Task prompt -
Pick out all lines in the listing holding the string "color" and copy them.

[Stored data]
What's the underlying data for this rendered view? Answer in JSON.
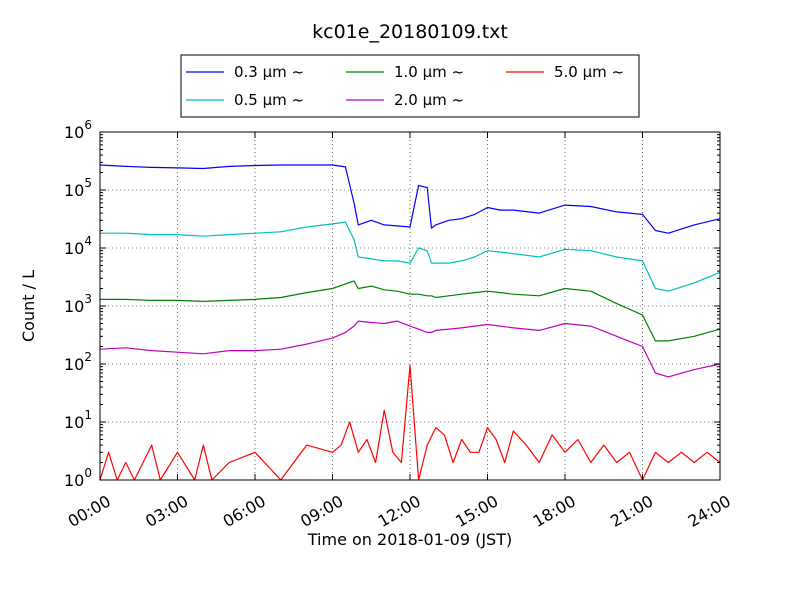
{
  "chart_data": {
    "type": "line",
    "title": "kc01e_20180109.txt",
    "xlabel": "Time on 2018-01-09 (JST)",
    "ylabel": "Count / L",
    "yscale": "log",
    "ylim": [
      1,
      1000000
    ],
    "xlim": [
      "00:00",
      "24:00"
    ],
    "grid": true,
    "legend_position": "top",
    "x_ticks": [
      "00:00",
      "03:00",
      "06:00",
      "09:00",
      "12:00",
      "15:00",
      "18:00",
      "21:00",
      "24:00"
    ],
    "y_ticks": [
      {
        "base": "10",
        "exp": "0"
      },
      {
        "base": "10",
        "exp": "1"
      },
      {
        "base": "10",
        "exp": "2"
      },
      {
        "base": "10",
        "exp": "3"
      },
      {
        "base": "10",
        "exp": "4"
      },
      {
        "base": "10",
        "exp": "5"
      },
      {
        "base": "10",
        "exp": "6"
      }
    ],
    "series": [
      {
        "name": "0.3 μm ~",
        "color": "#0000ff",
        "x": [
          "00:00",
          "01:00",
          "02:00",
          "03:00",
          "04:00",
          "05:00",
          "06:00",
          "07:00",
          "08:00",
          "09:00",
          "09:30",
          "09:50",
          "10:00",
          "10:30",
          "11:00",
          "11:30",
          "12:00",
          "12:20",
          "12:40",
          "12:50",
          "13:00",
          "13:30",
          "14:00",
          "14:30",
          "15:00",
          "15:30",
          "16:00",
          "17:00",
          "18:00",
          "19:00",
          "20:00",
          "21:00",
          "21:30",
          "22:00",
          "23:00",
          "24:00"
        ],
        "values": [
          270000,
          255000,
          245000,
          240000,
          235000,
          255000,
          265000,
          270000,
          270000,
          270000,
          250000,
          60000,
          25000,
          30000,
          25000,
          24000,
          23000,
          120000,
          110000,
          22000,
          25000,
          30000,
          32000,
          38000,
          50000,
          45000,
          45000,
          40000,
          55000,
          52000,
          42000,
          38000,
          20000,
          18000,
          25000,
          32000
        ]
      },
      {
        "name": "0.5 μm ~",
        "color": "#00bfbf",
        "x": [
          "00:00",
          "01:00",
          "02:00",
          "03:00",
          "04:00",
          "05:00",
          "06:00",
          "07:00",
          "08:00",
          "09:00",
          "09:30",
          "09:50",
          "10:00",
          "10:30",
          "11:00",
          "11:30",
          "12:00",
          "12:20",
          "12:40",
          "12:50",
          "13:00",
          "13:30",
          "14:00",
          "14:30",
          "15:00",
          "15:30",
          "16:00",
          "17:00",
          "18:00",
          "19:00",
          "20:00",
          "21:00",
          "21:30",
          "22:00",
          "23:00",
          "24:00"
        ],
        "values": [
          18000,
          18000,
          17000,
          17000,
          16000,
          17000,
          18000,
          19000,
          23000,
          26000,
          28000,
          14000,
          7000,
          6500,
          6000,
          6000,
          5500,
          10000,
          9000,
          5500,
          5500,
          5500,
          6000,
          7000,
          9000,
          8500,
          8000,
          7000,
          9500,
          9000,
          7000,
          6000,
          2000,
          1800,
          2500,
          3800
        ]
      },
      {
        "name": "1.0 μm ~",
        "color": "#008000",
        "x": [
          "00:00",
          "01:00",
          "02:00",
          "03:00",
          "04:00",
          "05:00",
          "06:00",
          "07:00",
          "08:00",
          "09:00",
          "09:30",
          "09:50",
          "10:00",
          "10:30",
          "11:00",
          "11:30",
          "12:00",
          "12:20",
          "12:40",
          "12:50",
          "13:00",
          "13:30",
          "14:00",
          "14:30",
          "15:00",
          "15:30",
          "16:00",
          "17:00",
          "18:00",
          "19:00",
          "20:00",
          "21:00",
          "21:30",
          "22:00",
          "23:00",
          "24:00"
        ],
        "values": [
          1300,
          1300,
          1250,
          1250,
          1200,
          1250,
          1300,
          1400,
          1700,
          2000,
          2400,
          2700,
          2000,
          2200,
          1900,
          1800,
          1600,
          1600,
          1500,
          1500,
          1400,
          1500,
          1600,
          1700,
          1800,
          1700,
          1600,
          1500,
          2000,
          1800,
          1100,
          700,
          250,
          250,
          300,
          400
        ]
      },
      {
        "name": "2.0 μm ~",
        "color": "#bf00bf",
        "x": [
          "00:00",
          "01:00",
          "02:00",
          "03:00",
          "04:00",
          "05:00",
          "06:00",
          "07:00",
          "08:00",
          "09:00",
          "09:30",
          "09:50",
          "10:00",
          "10:30",
          "11:00",
          "11:30",
          "12:00",
          "12:20",
          "12:40",
          "12:50",
          "13:00",
          "13:30",
          "14:00",
          "14:30",
          "15:00",
          "15:30",
          "16:00",
          "17:00",
          "18:00",
          "19:00",
          "20:00",
          "21:00",
          "21:30",
          "22:00",
          "23:00",
          "24:00"
        ],
        "values": [
          180,
          190,
          170,
          160,
          150,
          170,
          170,
          180,
          220,
          280,
          350,
          450,
          550,
          520,
          500,
          550,
          450,
          400,
          350,
          350,
          380,
          400,
          420,
          450,
          480,
          450,
          420,
          380,
          500,
          450,
          300,
          200,
          70,
          60,
          80,
          100
        ]
      },
      {
        "name": "5.0 μm ~",
        "color": "#ff0000",
        "x": [
          "00:00",
          "00:20",
          "00:40",
          "01:00",
          "01:20",
          "02:00",
          "02:20",
          "03:00",
          "03:40",
          "04:00",
          "04:20",
          "05:00",
          "06:00",
          "07:00",
          "08:00",
          "09:00",
          "09:20",
          "09:40",
          "10:00",
          "10:20",
          "10:40",
          "11:00",
          "11:20",
          "11:40",
          "12:00",
          "12:20",
          "12:40",
          "13:00",
          "13:20",
          "13:40",
          "14:00",
          "14:20",
          "14:40",
          "15:00",
          "15:20",
          "15:40",
          "16:00",
          "16:30",
          "17:00",
          "17:30",
          "18:00",
          "18:30",
          "19:00",
          "19:30",
          "20:00",
          "20:30",
          "21:00",
          "21:30",
          "22:00",
          "22:30",
          "23:00",
          "23:30",
          "24:00"
        ],
        "values": [
          1,
          3,
          1,
          2,
          1,
          4,
          1,
          3,
          1,
          4,
          1,
          2,
          3,
          1,
          4,
          3,
          4,
          10,
          3,
          5,
          2,
          16,
          3,
          2,
          95,
          1,
          4,
          8,
          6,
          2,
          5,
          3,
          3,
          8,
          5,
          2,
          7,
          4,
          2,
          6,
          3,
          5,
          2,
          4,
          2,
          3,
          1,
          3,
          2,
          3,
          2,
          3,
          2
        ]
      }
    ]
  }
}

Exercise output -
        "color": "#0000ff",
        "color": "#00bfbf",
        "color": "#008000",
        "color": "#bf00bf",
        "color": "#ff0000",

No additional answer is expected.